◆ **What you have to do**
An exact copy of all the data is required, with pictures left out.

◆ **Provided records**
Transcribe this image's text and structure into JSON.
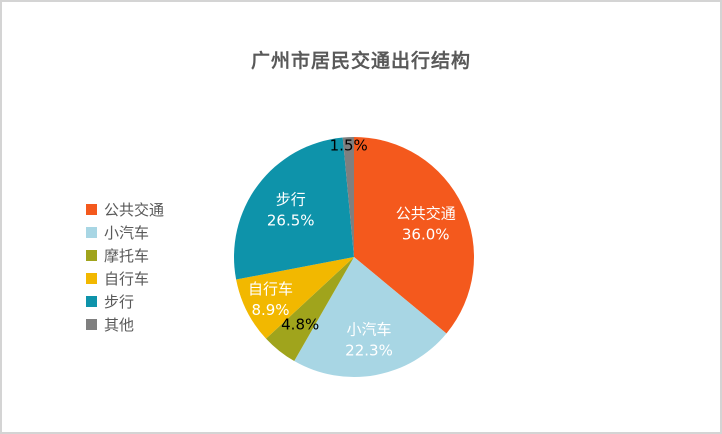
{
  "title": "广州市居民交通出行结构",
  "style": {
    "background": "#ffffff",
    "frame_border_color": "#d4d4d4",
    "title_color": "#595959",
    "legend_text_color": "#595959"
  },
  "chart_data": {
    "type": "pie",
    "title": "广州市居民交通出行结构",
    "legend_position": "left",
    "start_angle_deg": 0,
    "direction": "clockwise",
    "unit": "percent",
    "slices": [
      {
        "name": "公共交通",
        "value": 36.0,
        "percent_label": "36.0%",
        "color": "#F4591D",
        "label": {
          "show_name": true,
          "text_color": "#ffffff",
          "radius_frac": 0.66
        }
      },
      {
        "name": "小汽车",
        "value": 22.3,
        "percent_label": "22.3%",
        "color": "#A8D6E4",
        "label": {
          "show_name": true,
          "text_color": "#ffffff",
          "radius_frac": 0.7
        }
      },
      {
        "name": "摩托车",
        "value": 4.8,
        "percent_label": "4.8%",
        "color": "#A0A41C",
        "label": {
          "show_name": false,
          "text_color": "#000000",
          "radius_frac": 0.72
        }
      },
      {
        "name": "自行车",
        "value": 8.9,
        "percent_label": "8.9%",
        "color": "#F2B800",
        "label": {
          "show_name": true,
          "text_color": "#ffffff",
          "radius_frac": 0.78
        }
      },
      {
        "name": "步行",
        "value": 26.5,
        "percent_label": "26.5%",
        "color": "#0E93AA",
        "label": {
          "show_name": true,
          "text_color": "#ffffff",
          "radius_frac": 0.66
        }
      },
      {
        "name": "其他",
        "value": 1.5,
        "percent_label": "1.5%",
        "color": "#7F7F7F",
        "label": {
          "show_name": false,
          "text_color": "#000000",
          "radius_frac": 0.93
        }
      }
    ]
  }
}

◆ **Solution**
Transcribe this image's text and structure into JSON.
{
  "title": "广州市居民交通出行结构",
  "style": {
    "background": "#ffffff",
    "frame_border_color": "#d4d4d4",
    "title_color": "#595959",
    "legend_text_color": "#595959"
  },
  "chart_data": {
    "type": "pie",
    "title": "广州市居民交通出行结构",
    "legend_position": "left",
    "start_angle_deg": 0,
    "direction": "clockwise",
    "unit": "percent",
    "slices": [
      {
        "name": "公共交通",
        "value": 36.0,
        "percent_label": "36.0%",
        "color": "#F4591D",
        "label": {
          "show_name": true,
          "text_color": "#ffffff",
          "radius_frac": 0.66
        }
      },
      {
        "name": "小汽车",
        "value": 22.3,
        "percent_label": "22.3%",
        "color": "#A8D6E4",
        "label": {
          "show_name": true,
          "text_color": "#ffffff",
          "radius_frac": 0.7
        }
      },
      {
        "name": "摩托车",
        "value": 4.8,
        "percent_label": "4.8%",
        "color": "#A0A41C",
        "label": {
          "show_name": false,
          "text_color": "#000000",
          "radius_frac": 0.72
        }
      },
      {
        "name": "自行车",
        "value": 8.9,
        "percent_label": "8.9%",
        "color": "#F2B800",
        "label": {
          "show_name": true,
          "text_color": "#ffffff",
          "radius_frac": 0.78
        }
      },
      {
        "name": "步行",
        "value": 26.5,
        "percent_label": "26.5%",
        "color": "#0E93AA",
        "label": {
          "show_name": true,
          "text_color": "#ffffff",
          "radius_frac": 0.66
        }
      },
      {
        "name": "其他",
        "value": 1.5,
        "percent_label": "1.5%",
        "color": "#7F7F7F",
        "label": {
          "show_name": false,
          "text_color": "#000000",
          "radius_frac": 0.93
        }
      }
    ]
  }
}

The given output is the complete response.